- Exercise directions
Reproduce the listing below without changes, except that pictures are left out.
☆ ☆ ☆ ☆ ☆ ☆ ☆
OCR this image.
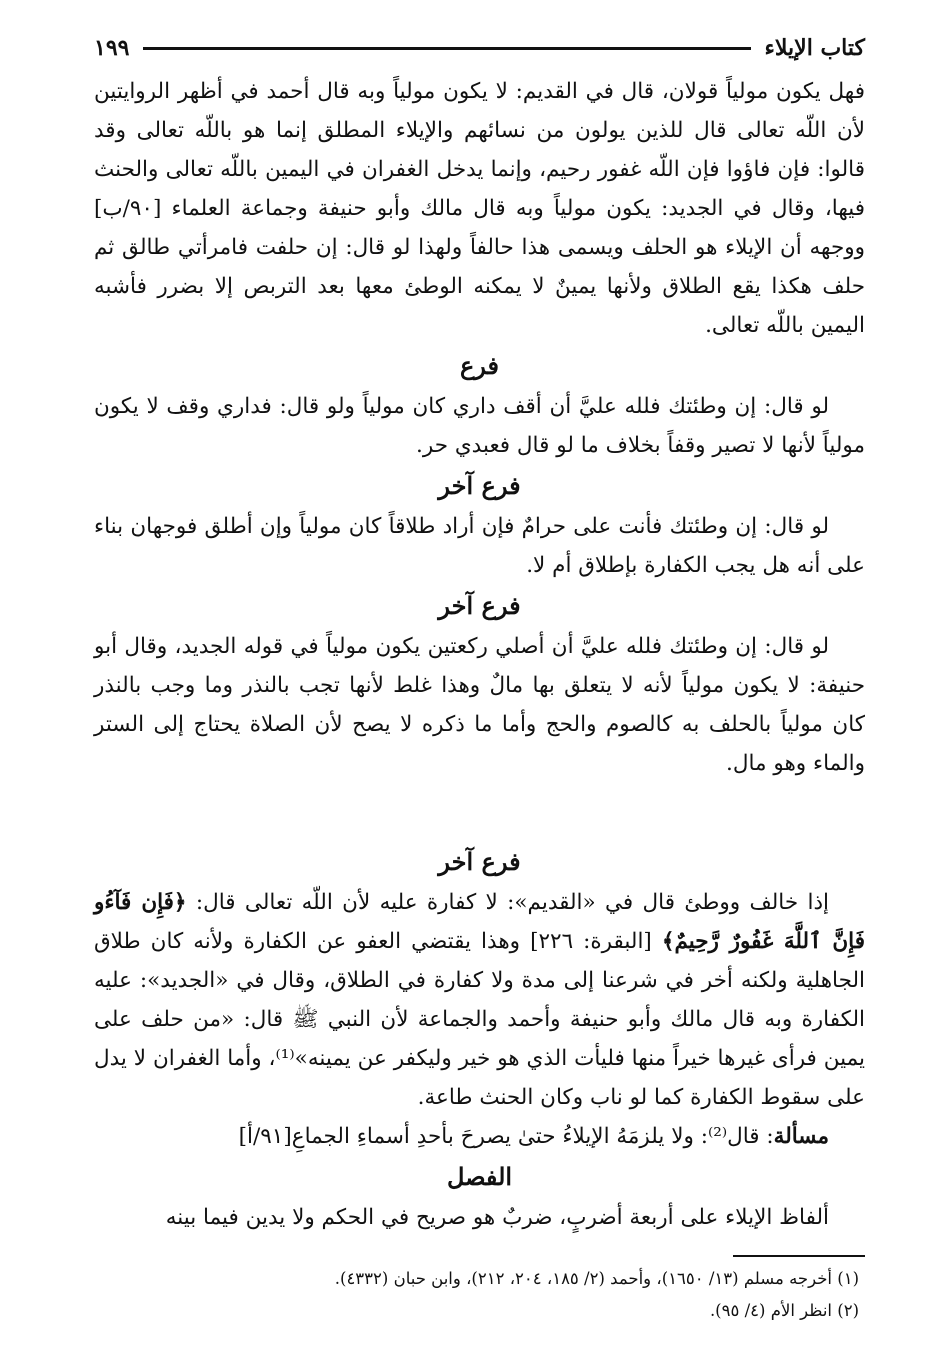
كتاب الإيلاء
١٩٩

فهل يكون مولياً قولان، قال في القديم: لا يكون مولياً وبه قال أحمد في أظهر الروايتين لأن اللّه تعالى قال للذين يولون من نسائهم والإيلاء المطلق إنما هو باللّه تعالى وقد قالوا: فإن فاؤوا فإن اللّه غفور رحيم، وإنما يدخل الغفران في اليمين باللّه تعالى والحنث فيها، وقال في الجديد: يكون مولياً وبه قال مالك وأبو حنيفة وجماعة العلماء [٩٠/ب] ووجهه أن الإيلاء هو الحلف ويسمى هذا حالفاً ولهذا لو قال: إن حلفت فامرأتي طالق ثم حلف هكذا يقع الطلاق ولأنها يمينٌ لا يمكنه الوطئ معها بعد التربص إلا بضرر فأشبه اليمين باللّه تعالى.

فرع

لو قال: إن وطئتك فلله عليَّ أن أقف داري كان مولياً ولو قال: فداري وقف لا يكون مولياً لأنها لا تصير وقفاً بخلاف ما لو قال فعبدي حر.

فرع آخر

لو قال: إن وطئتك فأنت على حرامٌ فإن أراد طلاقاً كان مولياً وإن أطلق فوجهان بناء على أنه هل يجب الكفارة بإطلاق أم لا.

فرع آخر

لو قال: إن وطئتك فلله عليَّ أن أصلي ركعتين يكون مولياً في قوله الجديد، وقال أبو حنيفة: لا يكون مولياً لأنه لا يتعلق بها مالٌ وهذا غلط لأنها تجب بالنذر وما وجب بالنذر كان مولياً بالحلف به كالصوم والحج وأما ما ذكره لا يصح لأن الصلاة يحتاج إلى الستر والماء وهو مال.

فرع آخر

إذا خالف ووطئ قال في «القديم»: لا كفارة عليه لأن اللّه تعالى قال: ﴿فَإِن فَآءُو فَإِنَّ ٱللَّهَ غَفُورٌ رَّحِيمٌ﴾ [البقرة: ٢٢٦] وهذا يقتضي العفو عن الكفارة ولأنه كان طلاق الجاهلية ولكنه أخر في شرعنا إلى مدة ولا كفارة في الطلاق، وقال في «الجديد»: عليه الكفارة وبه قال مالك وأبو حنيفة وأحمد والجماعة لأن النبي ﷺ قال: «من حلف على يمين فرأى غيرها خيراً منها فليأت الذي هو خير وليكفر عن يمينه»⁽¹⁾، وأما الغفران لا يدل على سقوط الكفارة كما لو ناب وكان الحنث طاعة.

مسألة: قال⁽²⁾: ولا يلزمَهُ الإيلاءُ حتىٰ يصرحَ بأحدِ أسماءِ الجماعِ[٩١/أ]

الفصل

ألفاظ الإيلاء على أربعة أضربٍ، ضربٌ هو صريح في الحكم ولا يدين فيما بينه

(١) أخرجه مسلم (١٣/ ١٦٥٠)، وأحمد (٢/ ١٨٥، ٢٠٤، ٢١٢)، وابن حبان (٤٣٣٢).

(٢) انظر الأم (٤/ ٩٥).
☆ ☆ ☆ ☆ ☆ ☆ ☆
- Complete answer
OCR this image.
كتاب الإيلاء
١٩٩

فهل يكون مولياً قولان، قال في القديم: لا يكون مولياً وبه قال أحمد في أظهر الروايتين لأن اللّه تعالى قال للذين يولون من نسائهم والإيلاء المطلق إنما هو باللّه تعالى وقد قالوا: فإن فاؤوا فإن اللّه غفور رحيم، وإنما يدخل الغفران في اليمين باللّه تعالى والحنث فيها، وقال في الجديد: يكون مولياً وبه قال مالك وأبو حنيفة وجماعة العلماء [٩٠/ب] ووجهه أن الإيلاء هو الحلف ويسمى هذا حالفاً ولهذا لو قال: إن حلفت فامرأتي طالق ثم حلف هكذا يقع الطلاق ولأنها يمينٌ لا يمكنه الوطئ معها بعد التربص إلا بضرر فأشبه اليمين باللّه تعالى.

فرع

لو قال: إن وطئتك فلله عليَّ أن أقف داري كان مولياً ولو قال: فداري وقف لا يكون مولياً لأنها لا تصير وقفاً بخلاف ما لو قال فعبدي حر.

فرع آخر

لو قال: إن وطئتك فأنت على حرامٌ فإن أراد طلاقاً كان مولياً وإن أطلق فوجهان بناء على أنه هل يجب الكفارة بإطلاق أم لا.

فرع آخر

لو قال: إن وطئتك فلله عليَّ أن أصلي ركعتين يكون مولياً في قوله الجديد، وقال أبو حنيفة: لا يكون مولياً لأنه لا يتعلق بها مالٌ وهذا غلط لأنها تجب بالنذر وما وجب بالنذر كان مولياً بالحلف به كالصوم والحج وأما ما ذكره لا يصح لأن الصلاة يحتاج إلى الستر والماء وهو مال.

فرع آخر

إذا خالف ووطئ قال في «القديم»: لا كفارة عليه لأن اللّه تعالى قال: ﴿فَإِن فَآءُو فَإِنَّ ٱللَّهَ غَفُورٌ رَّحِيمٌ﴾ [البقرة: ٢٢٦] وهذا يقتضي العفو عن الكفارة ولأنه كان طلاق الجاهلية ولكنه أخر في شرعنا إلى مدة ولا كفارة في الطلاق، وقال في «الجديد»: عليه الكفارة وبه قال مالك وأبو حنيفة وأحمد والجماعة لأن النبي ﷺ قال: «من حلف على يمين فرأى غيرها خيراً منها فليأت الذي هو خير وليكفر عن يمينه»⁽¹⁾، وأما الغفران لا يدل على سقوط الكفارة كما لو ناب وكان الحنث طاعة.

مسألة: قال⁽²⁾: ولا يلزمَهُ الإيلاءُ حتىٰ يصرحَ بأحدِ أسماءِ الجماعِ[٩١/أ]

الفصل

ألفاظ الإيلاء على أربعة أضربٍ، ضربٌ هو صريح في الحكم ولا يدين فيما بينه

(١) أخرجه مسلم (١٣/ ١٦٥٠)، وأحمد (٢/ ١٨٥، ٢٠٤، ٢١٢)، وابن حبان (٤٣٣٢).

(٢) انظر الأم (٤/ ٩٥).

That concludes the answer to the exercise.